Problem to solve — Collect all lines from the listing that include the string "berlaku".

Data supplied —
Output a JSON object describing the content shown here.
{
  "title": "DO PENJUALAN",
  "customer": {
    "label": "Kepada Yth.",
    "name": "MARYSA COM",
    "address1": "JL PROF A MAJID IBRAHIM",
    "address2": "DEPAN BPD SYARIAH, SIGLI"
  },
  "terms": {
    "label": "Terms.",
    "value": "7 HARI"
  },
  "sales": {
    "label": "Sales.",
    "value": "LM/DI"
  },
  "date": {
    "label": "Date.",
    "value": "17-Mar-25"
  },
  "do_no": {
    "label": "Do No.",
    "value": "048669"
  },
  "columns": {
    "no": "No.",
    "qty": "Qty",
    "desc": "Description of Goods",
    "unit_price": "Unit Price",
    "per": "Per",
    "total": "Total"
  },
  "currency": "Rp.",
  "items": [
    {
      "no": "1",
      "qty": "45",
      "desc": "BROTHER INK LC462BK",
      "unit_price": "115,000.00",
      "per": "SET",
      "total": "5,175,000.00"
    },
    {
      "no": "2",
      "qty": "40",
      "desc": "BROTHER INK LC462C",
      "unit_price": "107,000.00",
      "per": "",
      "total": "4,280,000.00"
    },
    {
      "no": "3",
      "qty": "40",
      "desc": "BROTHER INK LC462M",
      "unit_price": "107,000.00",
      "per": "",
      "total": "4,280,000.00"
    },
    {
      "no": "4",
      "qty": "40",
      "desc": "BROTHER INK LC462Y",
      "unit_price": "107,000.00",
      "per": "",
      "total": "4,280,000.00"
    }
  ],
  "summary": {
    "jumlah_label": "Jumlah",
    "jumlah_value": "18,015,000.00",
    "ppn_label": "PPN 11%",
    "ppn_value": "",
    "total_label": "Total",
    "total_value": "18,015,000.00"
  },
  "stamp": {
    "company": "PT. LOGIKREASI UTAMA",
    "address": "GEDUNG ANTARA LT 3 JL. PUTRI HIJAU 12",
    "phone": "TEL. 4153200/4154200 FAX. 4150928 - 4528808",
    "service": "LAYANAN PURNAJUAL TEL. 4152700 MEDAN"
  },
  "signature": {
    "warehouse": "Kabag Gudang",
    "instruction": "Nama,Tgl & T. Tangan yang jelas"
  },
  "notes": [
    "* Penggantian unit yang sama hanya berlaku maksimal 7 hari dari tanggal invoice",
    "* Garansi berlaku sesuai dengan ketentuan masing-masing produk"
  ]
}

Complete answer —
    "* Penggantian unit yang sama hanya berlaku maksimal 7 hari dari tanggal invoice",
    "* Garansi berlaku sesuai dengan ketentuan masing-masing produk"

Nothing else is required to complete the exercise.